**EXERCISE DIRECTIONS:** Report every line below that holds the word "this".

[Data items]
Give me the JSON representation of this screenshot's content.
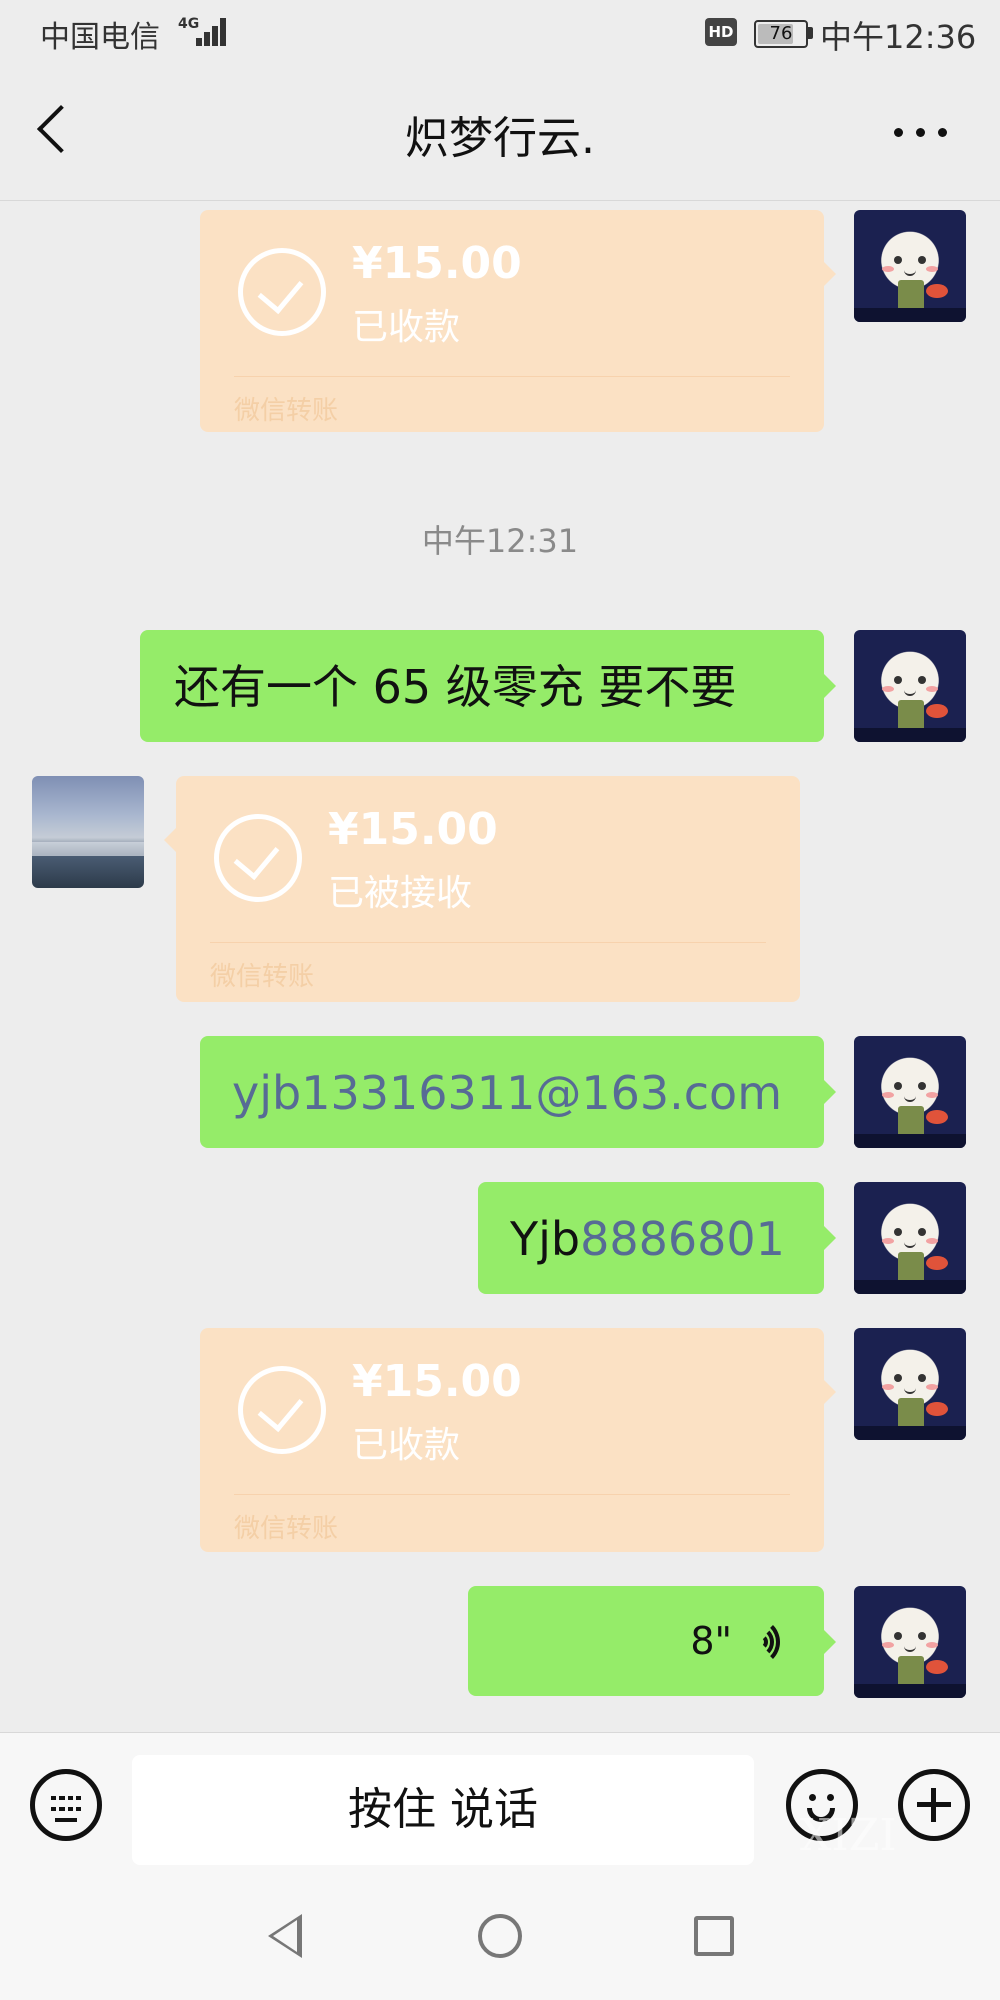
{
  "status_bar": {
    "carrier": "中国电信",
    "network": "4G",
    "hd": "HD",
    "battery": "76",
    "battery_level": 0.76,
    "time": "中午12:36"
  },
  "nav": {
    "title": "炽梦行云.",
    "back_icon": "back-chevron-icon",
    "more_icon": "more-dots-icon"
  },
  "messages": [
    {
      "type": "transfer",
      "sender": "me",
      "amount": "¥15.00",
      "status": "已收款",
      "label": "微信转账"
    },
    {
      "type": "time",
      "text": "中午12:31"
    },
    {
      "type": "text",
      "sender": "me",
      "text": "还有一个 65 级零充 要不要"
    },
    {
      "type": "transfer",
      "sender": "other",
      "amount": "¥15.00",
      "status": "已被接收",
      "label": "微信转账"
    },
    {
      "type": "text",
      "sender": "me",
      "text": "yjb13316311@163.com"
    },
    {
      "type": "text",
      "sender": "me",
      "text_prefix": "Yjb",
      "text_link": "8886801"
    },
    {
      "type": "transfer",
      "sender": "me",
      "amount": "¥15.00",
      "status": "已收款",
      "label": "微信转账"
    },
    {
      "type": "voice",
      "sender": "me",
      "duration": "8\""
    }
  ],
  "input_bar": {
    "hold_to_talk": "按住 说话",
    "keyboard_icon": "keyboard-icon",
    "emoji_icon": "emoji-icon",
    "plus_icon": "plus-icon"
  },
  "watermark": "XIZI",
  "colors": {
    "background": "#ededed",
    "text_bubble": "#95ec69",
    "transfer_bubble": "#fbe1c4",
    "link_text": "#576b95"
  }
}
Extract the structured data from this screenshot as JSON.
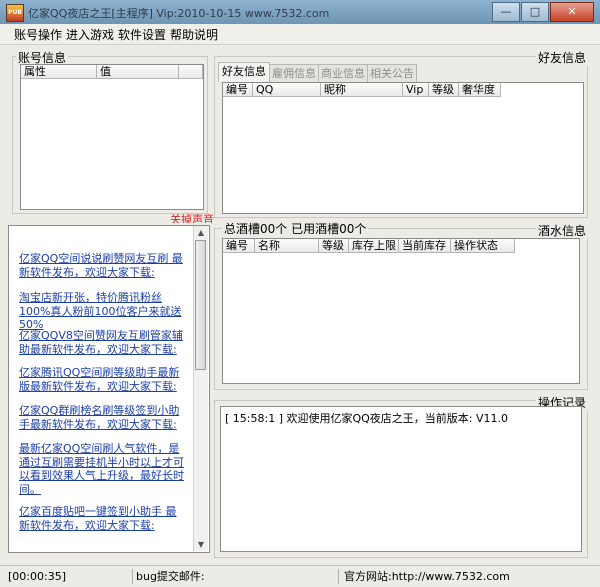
{
  "window": {
    "title": "亿家QQ夜店之王[主程序] Vip:2010-10-15 www.7532.com",
    "icon_text": "PUB",
    "buttons": {
      "minimize": "—",
      "maximize": "□",
      "close": "✕"
    }
  },
  "menu": [
    "账号操作",
    "进入游戏",
    "软件设置",
    "帮助说明"
  ],
  "account_panel": {
    "label": "账号信息",
    "columns": [
      "属性",
      "值"
    ]
  },
  "tip_text": "关掉声音",
  "friend_panel": {
    "label": "好友信息",
    "tabs": [
      "好友信息",
      "雇佣信息",
      "商业信息",
      "相关公告"
    ],
    "columns": [
      "编号",
      "QQ",
      "昵称",
      "Vip",
      "等级",
      "奢华度"
    ]
  },
  "drinks_panel": {
    "label": "酒水信息",
    "summary": "总酒槽00个 已用酒槽00个",
    "columns": [
      "编号",
      "名称",
      "等级",
      "库存上限",
      "当前库存",
      "操作状态"
    ]
  },
  "news": [
    "亿家QQ空间说说刷赞网友互刷 最新软件发布，欢迎大家下载:",
    "淘宝店新开张，特价腾讯粉丝100%真人粉前100位客户来就送50%",
    "亿家QQV8空间赞网友互刷管家辅助最新软件发布，欢迎大家下载:",
    "亿家腾讯QQ空间刷等级助手最新版最新软件发布，欢迎大家下载:",
    "亿家QQ群刷榜名刷等级签到小助手最新软件发布，欢迎大家下载:",
    "最新亿家QQ空间刷人气软件，是通过互刷需要挂机半小时以上才可以看到效果人气上升级，最好长时间。",
    "亿家百度贴吧一键签到小助手 最新软件发布，欢迎大家下载:"
  ],
  "log_panel": {
    "label": "操作记录",
    "lines": [
      "[ 15:58:1 ] 欢迎使用亿家QQ夜店之王，当前版本: V11.0"
    ]
  },
  "statusbar": {
    "timer": "[00:00:35]",
    "bug_label": "bug提交邮件:",
    "site": "官方网站:http://www.7532.com"
  }
}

**SOLUTION BELOW:**
Give me the JSON representation of this screenshot's content.
Extract the structured data from this screenshot as JSON.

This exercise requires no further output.